Blake Aaron Tekotte (born May 24, 1987) is a former American professional baseball outfielder. He played in Major League Baseball (MLB) for the San Diego Padres and Chicago White Sox. He completed his professional career in 2016 playing for the Long Island Ducks of the Atlantic League of Professional Baseball.

Career

Amateur
Tekotte attended David H. Hickman High School in Columbia, Missouri and the University of Miami, where he played for the Miami Hurricanes baseball team. While at Miami, he reached the College World Series in 2006 and 2008. In 2007, he played collegiate summer baseball with the Brewster Whitecaps of the Cape Cod Baseball League and was named a league all-star.

San Diego Padres
He was drafted by San Diego Padres in the third Round (101st overall) of the 2008 Major League Baseball draft.

Tekotte was called up by the Padres for the first time on May 23, 2011.

Tekotte made his major league debut on May 25, 2011, one day after his 24th birthday, pinch-hitting for Mat Latos, lining out to the right fielder Jon Jay.

Chicago White Sox
On November 7, 2012, Tekotte was traded to the Chicago White Sox for minor league pitcher Brandon Kloess after being designated for assignment on November 2. On August 9, 2013, Tekotte hit his first Major League home run against Minnesota Twins pitcher Liam Hendriks. He was outrighted off the White Sox roster on December 6, 2013.

Arizona Diamondbacks
Tekotte was traded to the Arizona Diamondbacks on August 3, 2014.
:::::
■ What is asked:
• a. In the Blake Tekotte article, copy the passage between "Blake Aaron Tekotte" and "League Baseball draft.", inclusive.
• b. What comes next in the Blake Tekotte article? Continue it from the point where it stops.

Records from a dataset:
:::::
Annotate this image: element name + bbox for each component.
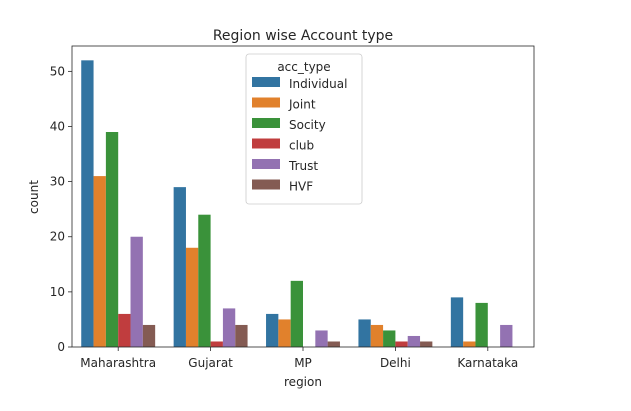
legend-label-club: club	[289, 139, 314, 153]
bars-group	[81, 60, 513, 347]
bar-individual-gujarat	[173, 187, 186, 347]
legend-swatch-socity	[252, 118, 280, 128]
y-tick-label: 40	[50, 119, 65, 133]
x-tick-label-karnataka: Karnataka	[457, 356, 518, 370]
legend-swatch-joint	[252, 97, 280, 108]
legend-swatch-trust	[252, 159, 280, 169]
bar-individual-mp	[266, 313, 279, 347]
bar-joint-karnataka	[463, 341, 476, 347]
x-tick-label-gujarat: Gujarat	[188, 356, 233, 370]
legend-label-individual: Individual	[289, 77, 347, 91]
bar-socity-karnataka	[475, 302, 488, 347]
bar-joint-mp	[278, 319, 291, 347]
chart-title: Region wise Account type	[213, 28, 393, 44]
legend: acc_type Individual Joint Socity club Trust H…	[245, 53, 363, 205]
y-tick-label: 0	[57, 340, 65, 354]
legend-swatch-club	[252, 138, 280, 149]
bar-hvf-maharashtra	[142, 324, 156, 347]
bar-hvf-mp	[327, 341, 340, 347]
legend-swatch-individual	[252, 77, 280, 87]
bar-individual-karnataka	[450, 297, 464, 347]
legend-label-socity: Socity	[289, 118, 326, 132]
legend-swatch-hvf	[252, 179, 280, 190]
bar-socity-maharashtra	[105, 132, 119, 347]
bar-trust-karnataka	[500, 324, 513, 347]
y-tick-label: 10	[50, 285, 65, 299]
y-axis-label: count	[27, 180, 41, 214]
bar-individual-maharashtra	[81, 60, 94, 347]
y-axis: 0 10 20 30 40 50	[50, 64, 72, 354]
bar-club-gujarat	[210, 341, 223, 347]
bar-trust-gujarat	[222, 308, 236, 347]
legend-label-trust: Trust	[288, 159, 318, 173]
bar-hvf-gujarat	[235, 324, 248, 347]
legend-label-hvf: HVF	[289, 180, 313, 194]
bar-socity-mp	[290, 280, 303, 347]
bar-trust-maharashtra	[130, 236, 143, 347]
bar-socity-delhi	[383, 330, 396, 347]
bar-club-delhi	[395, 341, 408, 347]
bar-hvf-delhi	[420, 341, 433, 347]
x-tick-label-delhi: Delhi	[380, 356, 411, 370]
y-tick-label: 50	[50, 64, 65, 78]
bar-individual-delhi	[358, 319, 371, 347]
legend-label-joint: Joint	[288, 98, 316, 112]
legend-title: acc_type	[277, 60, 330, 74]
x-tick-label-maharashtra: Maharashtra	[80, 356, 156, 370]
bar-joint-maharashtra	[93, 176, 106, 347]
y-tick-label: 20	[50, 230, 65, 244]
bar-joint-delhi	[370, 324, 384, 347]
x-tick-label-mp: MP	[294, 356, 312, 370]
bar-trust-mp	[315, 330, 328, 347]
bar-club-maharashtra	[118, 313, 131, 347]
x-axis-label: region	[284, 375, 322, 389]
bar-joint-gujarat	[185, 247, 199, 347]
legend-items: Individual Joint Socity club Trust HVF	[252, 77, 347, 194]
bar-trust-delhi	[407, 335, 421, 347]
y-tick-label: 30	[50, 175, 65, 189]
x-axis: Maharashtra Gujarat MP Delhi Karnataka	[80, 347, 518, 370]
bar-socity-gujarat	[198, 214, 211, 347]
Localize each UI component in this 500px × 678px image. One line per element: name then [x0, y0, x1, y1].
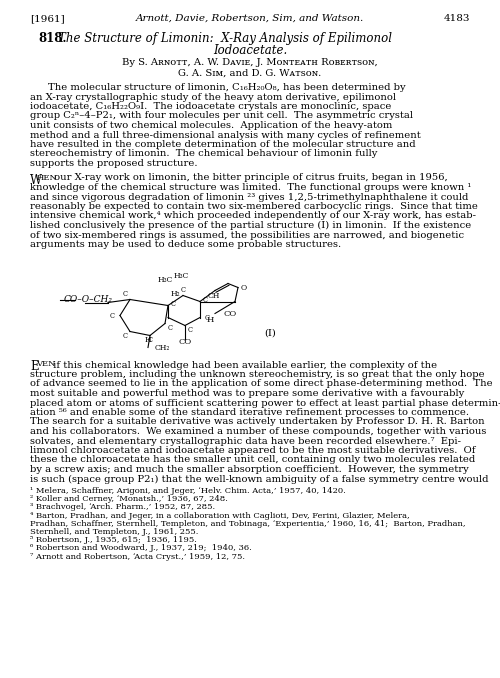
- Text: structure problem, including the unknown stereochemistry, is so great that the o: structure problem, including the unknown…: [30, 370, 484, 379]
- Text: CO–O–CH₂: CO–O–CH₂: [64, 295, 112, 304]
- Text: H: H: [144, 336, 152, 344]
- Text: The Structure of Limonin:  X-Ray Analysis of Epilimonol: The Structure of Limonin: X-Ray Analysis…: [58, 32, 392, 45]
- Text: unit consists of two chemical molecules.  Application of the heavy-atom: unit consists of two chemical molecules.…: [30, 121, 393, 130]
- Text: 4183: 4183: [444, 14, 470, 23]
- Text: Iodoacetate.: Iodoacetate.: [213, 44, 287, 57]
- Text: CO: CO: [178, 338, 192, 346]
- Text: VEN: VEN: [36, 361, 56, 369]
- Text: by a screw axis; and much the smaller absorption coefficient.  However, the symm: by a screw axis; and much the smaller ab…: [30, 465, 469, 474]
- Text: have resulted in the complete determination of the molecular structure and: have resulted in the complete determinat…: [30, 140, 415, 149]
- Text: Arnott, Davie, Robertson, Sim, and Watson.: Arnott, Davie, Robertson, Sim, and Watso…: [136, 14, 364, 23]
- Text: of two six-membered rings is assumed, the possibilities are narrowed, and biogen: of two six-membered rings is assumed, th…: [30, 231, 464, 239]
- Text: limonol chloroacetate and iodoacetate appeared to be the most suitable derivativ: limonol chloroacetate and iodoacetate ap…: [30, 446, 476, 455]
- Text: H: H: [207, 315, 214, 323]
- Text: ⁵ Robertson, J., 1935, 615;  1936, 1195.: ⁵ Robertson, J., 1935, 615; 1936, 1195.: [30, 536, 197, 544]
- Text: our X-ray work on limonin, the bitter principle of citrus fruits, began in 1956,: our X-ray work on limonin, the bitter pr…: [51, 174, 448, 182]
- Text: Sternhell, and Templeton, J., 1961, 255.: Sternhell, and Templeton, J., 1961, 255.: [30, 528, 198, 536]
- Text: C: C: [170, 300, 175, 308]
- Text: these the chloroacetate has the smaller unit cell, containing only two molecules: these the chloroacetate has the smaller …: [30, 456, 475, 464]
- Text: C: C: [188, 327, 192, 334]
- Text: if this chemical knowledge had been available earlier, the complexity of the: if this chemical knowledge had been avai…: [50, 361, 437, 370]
:::::
■ Answers to the tasks:
• a.
Blake Aaron Tekotte (born May 24, 1987) is a former American professional baseball outfielder. He played in Major League Baseball (MLB) for the San Diego Padres and Chicago White Sox. He completed his professional career in 2016 playing for the Long Island Ducks of the Atlantic League of Professional Baseball.

Career

Amateur
Tekotte attended David H. Hickman High School in Columbia, Missouri and the University of Miami, where he played for the Miami Hurricanes baseball team. While at Miami, he reached the College World Series in 2006 and 2008. In 2007, he played collegiate summer baseball with the Brewster Whitecaps of the Cape Cod Baseball League and was named a league all-star.

San Diego Padres
He was drafted by San Diego Padres in the third Round (101st overall) of the 2008 Major League Baseball draft.

• b.
Boston Red Sox
Tekotte signed a minor league contract with the Boston Red Sox on January 10, 2015.

Long Island Ducks
Tekotte signed with the Long Island Ducks of the Atlantic League of Professional Baseball on March 21, 2016.

Tekotte retired following the 2016 season, and returned to complete his degree at the University of Miami. He has joined the Miami Hurricanes baseball coaching staff for the 2017 season as a student coach.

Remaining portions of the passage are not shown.